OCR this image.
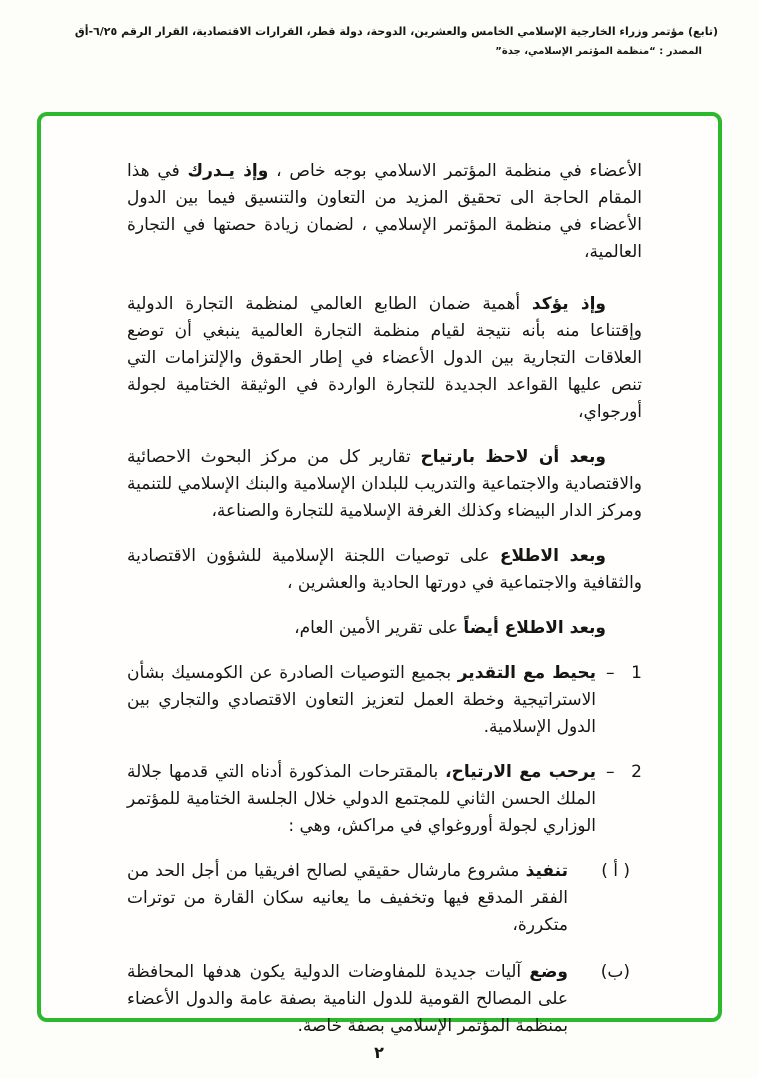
(تابع) مؤتمر وزراء الخارجية الإسلامي الخامس والعشرين، الدوحة، دولة قطر، القرارات الاقتصادية، القرار الرقم ٦/٢٥-أق
المصدر : “منظمة المؤتمر الإسلامي، جدة”

الأعضاء في منظمة المؤتمر الاسلامي بوجه خاص ، وإذ يـدرك في هذا المقام الحاجة الى تحقيق المزيد من التعاون والتنسيق فيما بين الدول الأعضاء في منظمة المؤتمر الإسلامي ، لضمان زيادة حصتها في التجارة العالمية،

وإذ يؤكد أهمية ضمان الطابع العالمي لمنظمة التجارة الدولية وإقتناعا منه بأنه نتيجة لقيام منظمة التجارة العالمية ينبغي أن توضع العلاقات التجارية بين الدول الأعضاء في إطار الحقوق والإلتزامات التي تنص عليها القواعد الجديدة للتجارة الواردة في الوثيقة الختامية لجولة أورجواي،

وبعد أن لاحظ بارتياح تقارير كل من مركز البحوث الاحصائية والاقتصادية والاجتماعية والتدريب للبلدان الإسلامية والبنك الإسلامي للتنمية ومركز الدار البيضاء وكذلك الغرفة الإسلامية للتجارة والصناعة،

وبعد الاطلاع على توصيات اللجنة الإسلامية للشؤون الاقتصادية والثقافية والاجتماعية في دورتها الحادية والعشرين ،

وبعد الاطلاع أيضاً على تقرير الأمين العام،

1
–
يحيط مع التقدير بجميع التوصيات الصادرة عن الكومسيك بشأن الاستراتيجية وخطة العمل لتعزيز التعاون الاقتصادي والتجاري بين الدول الإسلامية.
2
–
يرحب مع الارتياح، بالمقترحات المذكورة أدناه التي قدمها جلالة الملك الحسن الثاني للمجتمع الدولي خلال الجلسة الختامية للمؤتمر الوزاري لجولة أوروغواي في مراكش، وهي :
( أ )
تنفيذ مشروع مارشال حقيقي لصالح افريقيا من أجل الحد من الفقر المدقع فيها وتخفيف ما يعانيه سكان القارة من توترات متكررة،
(ب)
وضع آليات جديدة للمفاوضات الدولية يكون هدفها المحافظة على المصالح القومية للدول النامية بصفة عامة والدول الأعضاء بمنظمة المؤتمر الإسلامي بصفة خاصة.
٢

****************************************

:: WHAT YOU HAVE TO DO ::
Gather each line from the listing above that holds "الأعضاء".

:: OUTPUT FOR THIS TASK ::
الأعضاء في منظمة المؤتمر الاسلامي بوجه خاص ، وإذ يـدرك في هذا المقام الحاجة الى تحقيق المزيد من التعاون والتنسيق فيما بين الدول الأعضاء في منظمة المؤتمر الإسلامي ، لضمان زيادة حصتها في التجارة العالمية،
وإذ يؤكد أهمية ضمان الطابع العالمي لمنظمة التجارة الدولية وإقتناعا منه بأنه نتيجة لقيام منظمة التجارة العالمية ينبغي أن توضع العلاقات التجارية بين الدول الأعضاء في إطار الحقوق والإلتزامات التي تنص عليها القواعد الجديدة للتجارة الواردة في الوثيقة الختامية لجولة أورجواي،
وضع آليات جديدة للمفاوضات الدولية يكون هدفها المحافظة على المصالح القومية للدول النامية بصفة عامة والدول الأعضاء بمنظمة المؤتمر الإسلامي بصفة خاصة.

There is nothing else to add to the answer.